## Start
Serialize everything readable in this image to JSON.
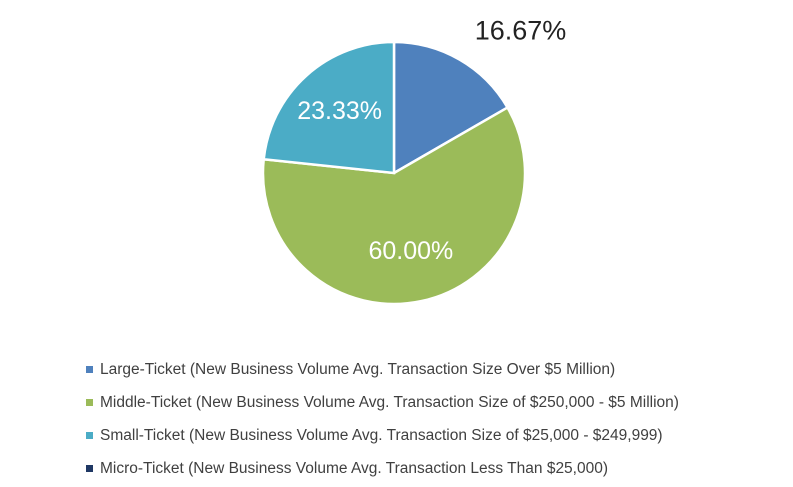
{
  "chart_data": {
    "type": "pie",
    "title": "",
    "slices": [
      {
        "label": "Large-Ticket (New Business Volume Avg. Transaction Size Over $5 Million)",
        "value": 16.67,
        "value_label": "16.67%",
        "color": "#4F81BD"
      },
      {
        "label": "Middle-Ticket (New Business Volume Avg. Transaction Size of $250,000 - $5 Million)",
        "value": 60.0,
        "value_label": "60.00%",
        "color": "#9BBB59"
      },
      {
        "label": "Small-Ticket (New Business Volume Avg. Transaction Size of $25,000 - $249,999)",
        "value": 23.33,
        "value_label": "23.33%",
        "color": "#4BACC6"
      },
      {
        "label": "Micro-Ticket (New Business Volume Avg. Transaction Less Than $25,000)",
        "value": 0,
        "value_label": "",
        "color": "#1F3864"
      }
    ],
    "start_angle": "12 o'clock",
    "direction": "clockwise",
    "legend": "bottom"
  }
}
## End
PROBLEM
Leave the pictures out, and transcribe each of the records exactly.

FINAL ANSWER
Serialize everything readable in this image to JSON.
{
  "chart_data": {
    "type": "pie",
    "title": "",
    "slices": [
      {
        "label": "Large-Ticket (New Business Volume Avg. Transaction Size Over $5 Million)",
        "value": 16.67,
        "value_label": "16.67%",
        "color": "#4F81BD"
      },
      {
        "label": "Middle-Ticket (New Business Volume Avg. Transaction Size of $250,000 - $5 Million)",
        "value": 60.0,
        "value_label": "60.00%",
        "color": "#9BBB59"
      },
      {
        "label": "Small-Ticket (New Business Volume Avg. Transaction Size of $25,000 - $249,999)",
        "value": 23.33,
        "value_label": "23.33%",
        "color": "#4BACC6"
      },
      {
        "label": "Micro-Ticket (New Business Volume Avg. Transaction Less Than $25,000)",
        "value": 0,
        "value_label": "",
        "color": "#1F3864"
      }
    ],
    "start_angle": "12 o'clock",
    "direction": "clockwise",
    "legend": "bottom"
  }
}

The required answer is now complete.